_Data shown_
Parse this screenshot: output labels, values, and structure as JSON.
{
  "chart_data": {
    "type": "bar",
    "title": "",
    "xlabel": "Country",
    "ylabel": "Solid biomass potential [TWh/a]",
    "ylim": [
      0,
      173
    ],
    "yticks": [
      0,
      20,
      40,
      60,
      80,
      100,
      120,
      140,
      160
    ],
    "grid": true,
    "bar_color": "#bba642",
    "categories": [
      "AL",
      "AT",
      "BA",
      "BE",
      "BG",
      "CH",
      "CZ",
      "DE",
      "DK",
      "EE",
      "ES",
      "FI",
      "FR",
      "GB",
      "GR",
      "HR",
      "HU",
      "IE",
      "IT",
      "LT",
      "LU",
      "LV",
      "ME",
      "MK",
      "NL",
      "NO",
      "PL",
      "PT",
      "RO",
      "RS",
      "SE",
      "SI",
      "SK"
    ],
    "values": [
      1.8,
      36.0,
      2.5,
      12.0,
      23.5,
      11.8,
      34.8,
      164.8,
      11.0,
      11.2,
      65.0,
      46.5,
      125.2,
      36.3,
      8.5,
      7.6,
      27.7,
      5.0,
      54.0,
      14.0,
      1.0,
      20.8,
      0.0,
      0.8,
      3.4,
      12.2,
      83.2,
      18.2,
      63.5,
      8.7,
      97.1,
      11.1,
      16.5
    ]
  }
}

_Task prompt_
Search the entries for the word "values" and copy every line that has it.

_Result of the task_
Parse this screenshot: output labels, values, and structure as JSON.
    "values": [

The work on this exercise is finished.